*The exercise*
Copy each line in the data that includes the word "this".

____ Task material

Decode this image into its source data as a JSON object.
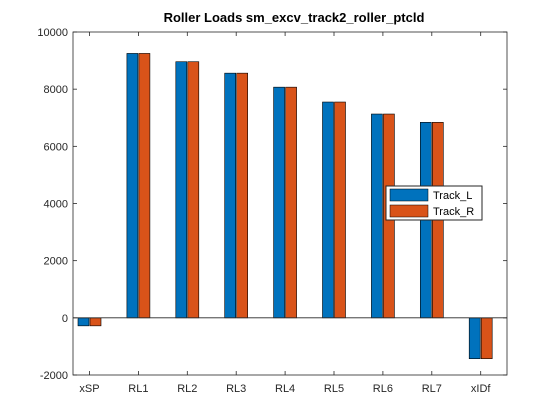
{
  "chart_data": {
    "type": "bar",
    "title": "Roller Loads sm_excv_track2_roller_ptcld",
    "xlabel": "",
    "ylabel": "",
    "categories": [
      "xSP",
      "RL1",
      "RL2",
      "RL3",
      "RL4",
      "RL5",
      "RL6",
      "RL7",
      "xIDf"
    ],
    "series": [
      {
        "name": "Track_L",
        "color": "#0072BD",
        "values": [
          -280,
          9250,
          8960,
          8560,
          8070,
          7550,
          7130,
          6840,
          -1430
        ]
      },
      {
        "name": "Track_R",
        "color": "#D95319",
        "values": [
          -280,
          9250,
          8960,
          8560,
          8070,
          7550,
          7130,
          6840,
          -1430
        ]
      }
    ],
    "ylim": [
      -2000,
      10000
    ],
    "yticks": [
      "-2000",
      "0",
      "2000",
      "4000",
      "6000",
      "8000",
      "10000"
    ],
    "grid": false,
    "legend_position": "right"
  }
}
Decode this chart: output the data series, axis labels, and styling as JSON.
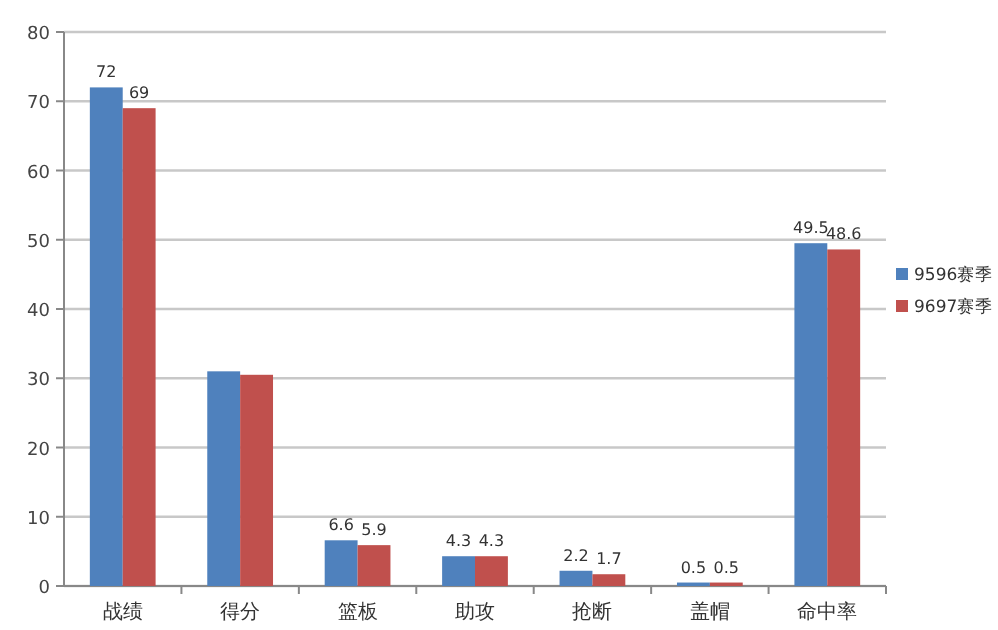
{
  "chart_data": {
    "type": "bar",
    "categories": [
      "战绩",
      "得分",
      "篮板",
      "助攻",
      "抢断",
      "盖帽",
      "命中率"
    ],
    "series": [
      {
        "name": "9596赛季",
        "color": "#4f81bd",
        "values": [
          72,
          31,
          6.6,
          4.3,
          2.2,
          0.5,
          49.5
        ],
        "value_labels": [
          "72",
          null,
          "6.6",
          "4.3",
          "2.2",
          "0.5",
          "49.5"
        ]
      },
      {
        "name": "9697赛季",
        "color": "#c0504d",
        "values": [
          69,
          30.5,
          5.9,
          4.3,
          1.7,
          0.5,
          48.6
        ],
        "value_labels": [
          "69",
          null,
          "5.9",
          "4.3",
          "1.7",
          "0.5",
          "48.6"
        ]
      }
    ],
    "ylim": [
      0,
      80
    ],
    "yticks": [
      0,
      10,
      20,
      30,
      40,
      50,
      60,
      70,
      80
    ],
    "grid": "y",
    "legend": "right"
  }
}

________

*Task answer*
Decode this image into its source data as a JSON object.
Decode this chart: output the data series, axis labels, and styling as JSON.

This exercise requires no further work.